▶ DATASET RECORDS:
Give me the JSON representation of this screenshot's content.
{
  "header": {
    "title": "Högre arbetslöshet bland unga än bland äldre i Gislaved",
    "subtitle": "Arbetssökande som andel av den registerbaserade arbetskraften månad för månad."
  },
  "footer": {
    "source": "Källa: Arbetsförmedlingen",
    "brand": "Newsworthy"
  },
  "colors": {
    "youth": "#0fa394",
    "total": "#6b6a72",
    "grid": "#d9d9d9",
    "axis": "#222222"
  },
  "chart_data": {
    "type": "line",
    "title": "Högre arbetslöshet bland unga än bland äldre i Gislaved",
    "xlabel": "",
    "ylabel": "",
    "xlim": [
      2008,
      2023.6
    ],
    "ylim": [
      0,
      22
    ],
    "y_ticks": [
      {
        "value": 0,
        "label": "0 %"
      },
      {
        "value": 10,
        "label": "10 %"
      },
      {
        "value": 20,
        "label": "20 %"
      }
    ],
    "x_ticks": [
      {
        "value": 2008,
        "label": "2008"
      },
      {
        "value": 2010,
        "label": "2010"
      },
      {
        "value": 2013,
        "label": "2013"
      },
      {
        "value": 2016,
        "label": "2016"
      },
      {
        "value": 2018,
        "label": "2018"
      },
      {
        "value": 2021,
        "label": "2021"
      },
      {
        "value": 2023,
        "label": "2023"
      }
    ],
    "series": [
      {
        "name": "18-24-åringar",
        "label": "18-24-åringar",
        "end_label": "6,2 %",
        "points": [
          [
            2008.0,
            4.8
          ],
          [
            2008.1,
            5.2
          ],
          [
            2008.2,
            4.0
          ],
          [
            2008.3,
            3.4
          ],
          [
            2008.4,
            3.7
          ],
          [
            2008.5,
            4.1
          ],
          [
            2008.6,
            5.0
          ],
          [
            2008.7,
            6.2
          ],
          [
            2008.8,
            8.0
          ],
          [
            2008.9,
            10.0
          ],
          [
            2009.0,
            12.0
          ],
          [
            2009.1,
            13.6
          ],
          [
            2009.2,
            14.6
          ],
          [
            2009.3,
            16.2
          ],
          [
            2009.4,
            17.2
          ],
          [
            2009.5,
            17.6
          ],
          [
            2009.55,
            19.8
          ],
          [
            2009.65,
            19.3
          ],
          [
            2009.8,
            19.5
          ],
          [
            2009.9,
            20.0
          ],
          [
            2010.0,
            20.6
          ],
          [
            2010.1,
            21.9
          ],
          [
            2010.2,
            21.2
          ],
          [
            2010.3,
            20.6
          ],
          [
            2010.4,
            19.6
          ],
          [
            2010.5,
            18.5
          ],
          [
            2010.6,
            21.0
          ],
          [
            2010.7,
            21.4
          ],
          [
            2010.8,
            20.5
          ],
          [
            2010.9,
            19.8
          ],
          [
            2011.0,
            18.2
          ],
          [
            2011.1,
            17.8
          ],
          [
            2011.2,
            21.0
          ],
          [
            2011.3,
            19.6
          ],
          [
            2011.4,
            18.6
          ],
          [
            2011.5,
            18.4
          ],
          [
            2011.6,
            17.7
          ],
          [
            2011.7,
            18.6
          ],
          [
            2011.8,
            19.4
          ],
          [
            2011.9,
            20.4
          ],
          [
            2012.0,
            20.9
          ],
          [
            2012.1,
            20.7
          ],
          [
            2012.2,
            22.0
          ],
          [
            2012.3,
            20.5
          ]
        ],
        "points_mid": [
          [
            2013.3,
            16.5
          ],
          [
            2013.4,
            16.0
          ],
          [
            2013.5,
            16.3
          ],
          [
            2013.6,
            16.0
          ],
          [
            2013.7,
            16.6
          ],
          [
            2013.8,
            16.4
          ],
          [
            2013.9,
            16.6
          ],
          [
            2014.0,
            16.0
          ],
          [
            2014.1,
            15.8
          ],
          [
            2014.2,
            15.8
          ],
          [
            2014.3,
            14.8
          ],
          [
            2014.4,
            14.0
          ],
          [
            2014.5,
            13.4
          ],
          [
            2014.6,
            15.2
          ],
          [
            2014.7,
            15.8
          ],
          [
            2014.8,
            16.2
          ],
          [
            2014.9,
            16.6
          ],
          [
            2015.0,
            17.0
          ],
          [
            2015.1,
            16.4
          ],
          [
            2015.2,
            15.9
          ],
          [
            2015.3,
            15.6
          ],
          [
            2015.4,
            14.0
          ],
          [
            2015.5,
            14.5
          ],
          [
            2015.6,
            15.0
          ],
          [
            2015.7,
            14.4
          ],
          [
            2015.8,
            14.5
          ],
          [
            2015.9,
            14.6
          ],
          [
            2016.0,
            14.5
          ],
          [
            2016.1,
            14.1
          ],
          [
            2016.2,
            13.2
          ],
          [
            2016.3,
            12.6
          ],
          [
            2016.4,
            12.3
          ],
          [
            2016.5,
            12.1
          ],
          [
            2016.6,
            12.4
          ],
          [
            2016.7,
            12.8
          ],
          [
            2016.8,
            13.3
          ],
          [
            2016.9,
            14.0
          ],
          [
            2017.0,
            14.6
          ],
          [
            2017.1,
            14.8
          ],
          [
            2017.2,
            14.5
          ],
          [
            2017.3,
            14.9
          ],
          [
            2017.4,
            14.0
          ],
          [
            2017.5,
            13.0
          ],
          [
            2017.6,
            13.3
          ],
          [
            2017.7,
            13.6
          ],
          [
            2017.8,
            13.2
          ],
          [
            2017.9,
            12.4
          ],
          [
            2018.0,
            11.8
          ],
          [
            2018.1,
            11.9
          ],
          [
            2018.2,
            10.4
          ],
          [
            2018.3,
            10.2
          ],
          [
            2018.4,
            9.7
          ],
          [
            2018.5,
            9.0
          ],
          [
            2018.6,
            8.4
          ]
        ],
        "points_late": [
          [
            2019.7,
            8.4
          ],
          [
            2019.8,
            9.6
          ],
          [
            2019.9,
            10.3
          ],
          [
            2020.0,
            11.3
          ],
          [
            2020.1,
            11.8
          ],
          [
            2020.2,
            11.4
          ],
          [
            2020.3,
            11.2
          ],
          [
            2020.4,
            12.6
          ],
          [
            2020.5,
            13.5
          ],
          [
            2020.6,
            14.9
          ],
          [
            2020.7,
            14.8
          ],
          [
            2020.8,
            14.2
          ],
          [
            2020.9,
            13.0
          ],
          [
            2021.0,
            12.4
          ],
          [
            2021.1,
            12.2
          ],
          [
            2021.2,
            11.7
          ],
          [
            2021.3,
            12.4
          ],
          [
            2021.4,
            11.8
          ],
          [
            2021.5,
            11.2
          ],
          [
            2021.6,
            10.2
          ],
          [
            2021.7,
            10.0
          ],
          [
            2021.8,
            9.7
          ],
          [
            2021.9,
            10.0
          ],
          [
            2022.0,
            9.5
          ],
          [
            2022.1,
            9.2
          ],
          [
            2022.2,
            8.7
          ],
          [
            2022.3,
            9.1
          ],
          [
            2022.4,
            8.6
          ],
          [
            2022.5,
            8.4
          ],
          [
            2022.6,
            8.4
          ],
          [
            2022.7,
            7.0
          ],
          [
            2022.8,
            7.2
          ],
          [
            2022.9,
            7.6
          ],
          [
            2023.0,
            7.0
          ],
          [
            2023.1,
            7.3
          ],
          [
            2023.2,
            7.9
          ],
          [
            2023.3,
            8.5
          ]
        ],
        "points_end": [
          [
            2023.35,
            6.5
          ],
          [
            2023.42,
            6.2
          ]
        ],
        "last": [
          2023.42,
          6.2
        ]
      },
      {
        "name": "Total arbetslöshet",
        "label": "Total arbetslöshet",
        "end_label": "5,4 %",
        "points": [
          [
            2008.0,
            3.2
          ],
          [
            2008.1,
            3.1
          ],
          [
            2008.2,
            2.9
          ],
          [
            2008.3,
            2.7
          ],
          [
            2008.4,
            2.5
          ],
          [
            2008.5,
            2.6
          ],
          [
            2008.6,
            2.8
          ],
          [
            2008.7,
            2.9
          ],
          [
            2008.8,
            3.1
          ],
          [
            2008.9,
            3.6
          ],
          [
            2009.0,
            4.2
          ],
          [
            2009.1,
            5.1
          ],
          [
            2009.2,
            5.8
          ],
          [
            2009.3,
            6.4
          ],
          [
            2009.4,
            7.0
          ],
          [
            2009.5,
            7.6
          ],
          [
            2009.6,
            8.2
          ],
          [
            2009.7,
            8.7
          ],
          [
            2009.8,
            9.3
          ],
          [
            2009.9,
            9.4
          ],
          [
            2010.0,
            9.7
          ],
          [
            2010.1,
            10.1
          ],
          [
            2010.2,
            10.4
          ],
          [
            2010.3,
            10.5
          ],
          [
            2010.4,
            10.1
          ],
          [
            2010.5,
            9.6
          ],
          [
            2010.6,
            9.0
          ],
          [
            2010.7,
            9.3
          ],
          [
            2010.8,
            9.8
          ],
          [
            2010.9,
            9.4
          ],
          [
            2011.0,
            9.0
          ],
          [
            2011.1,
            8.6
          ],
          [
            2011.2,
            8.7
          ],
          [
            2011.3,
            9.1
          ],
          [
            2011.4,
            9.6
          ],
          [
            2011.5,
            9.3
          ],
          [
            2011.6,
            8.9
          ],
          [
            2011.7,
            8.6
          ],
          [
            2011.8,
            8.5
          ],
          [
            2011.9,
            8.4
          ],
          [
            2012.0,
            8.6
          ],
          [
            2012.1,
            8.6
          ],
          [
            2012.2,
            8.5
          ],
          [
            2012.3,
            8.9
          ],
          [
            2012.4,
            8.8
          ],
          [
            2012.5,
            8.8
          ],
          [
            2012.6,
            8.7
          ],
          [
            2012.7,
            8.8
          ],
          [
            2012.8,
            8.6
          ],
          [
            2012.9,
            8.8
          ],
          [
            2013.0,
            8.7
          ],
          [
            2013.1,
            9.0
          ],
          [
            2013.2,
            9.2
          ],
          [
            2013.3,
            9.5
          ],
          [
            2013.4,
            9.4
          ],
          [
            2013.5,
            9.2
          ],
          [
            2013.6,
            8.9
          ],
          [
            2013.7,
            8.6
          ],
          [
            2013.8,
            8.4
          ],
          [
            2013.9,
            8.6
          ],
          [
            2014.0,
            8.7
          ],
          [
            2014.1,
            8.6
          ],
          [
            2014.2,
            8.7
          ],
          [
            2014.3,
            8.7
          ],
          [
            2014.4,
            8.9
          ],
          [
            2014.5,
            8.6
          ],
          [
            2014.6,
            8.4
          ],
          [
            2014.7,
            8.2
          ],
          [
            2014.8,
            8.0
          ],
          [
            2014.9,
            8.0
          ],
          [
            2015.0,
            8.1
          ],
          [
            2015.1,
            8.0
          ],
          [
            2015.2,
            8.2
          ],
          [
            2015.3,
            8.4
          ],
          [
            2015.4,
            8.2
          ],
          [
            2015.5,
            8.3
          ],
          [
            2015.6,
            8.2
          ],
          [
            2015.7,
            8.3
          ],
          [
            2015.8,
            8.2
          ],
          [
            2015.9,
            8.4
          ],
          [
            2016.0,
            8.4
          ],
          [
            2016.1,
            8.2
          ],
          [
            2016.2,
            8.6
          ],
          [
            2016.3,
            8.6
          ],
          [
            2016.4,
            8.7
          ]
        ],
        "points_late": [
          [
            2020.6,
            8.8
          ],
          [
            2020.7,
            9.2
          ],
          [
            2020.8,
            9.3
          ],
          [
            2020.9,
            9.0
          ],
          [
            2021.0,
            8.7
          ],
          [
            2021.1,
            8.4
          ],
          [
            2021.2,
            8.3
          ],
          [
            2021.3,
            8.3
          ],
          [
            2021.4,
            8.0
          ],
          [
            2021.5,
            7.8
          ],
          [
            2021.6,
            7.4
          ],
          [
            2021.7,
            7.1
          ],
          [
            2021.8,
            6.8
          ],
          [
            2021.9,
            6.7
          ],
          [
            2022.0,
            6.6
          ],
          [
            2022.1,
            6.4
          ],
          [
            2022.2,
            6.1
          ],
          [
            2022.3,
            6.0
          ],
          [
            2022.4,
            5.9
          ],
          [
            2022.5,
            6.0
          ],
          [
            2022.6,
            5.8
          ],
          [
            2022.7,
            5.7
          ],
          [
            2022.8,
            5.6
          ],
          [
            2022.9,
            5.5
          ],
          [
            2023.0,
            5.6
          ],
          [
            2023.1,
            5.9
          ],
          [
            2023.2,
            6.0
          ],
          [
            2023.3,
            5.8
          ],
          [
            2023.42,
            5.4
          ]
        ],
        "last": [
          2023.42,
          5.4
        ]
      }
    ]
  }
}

▶ EXERCISE DETAILS: Work out the number of lines above that include the string "arbetslöshet" and write only that number.

▶ WRITTEN SOLUTION: 4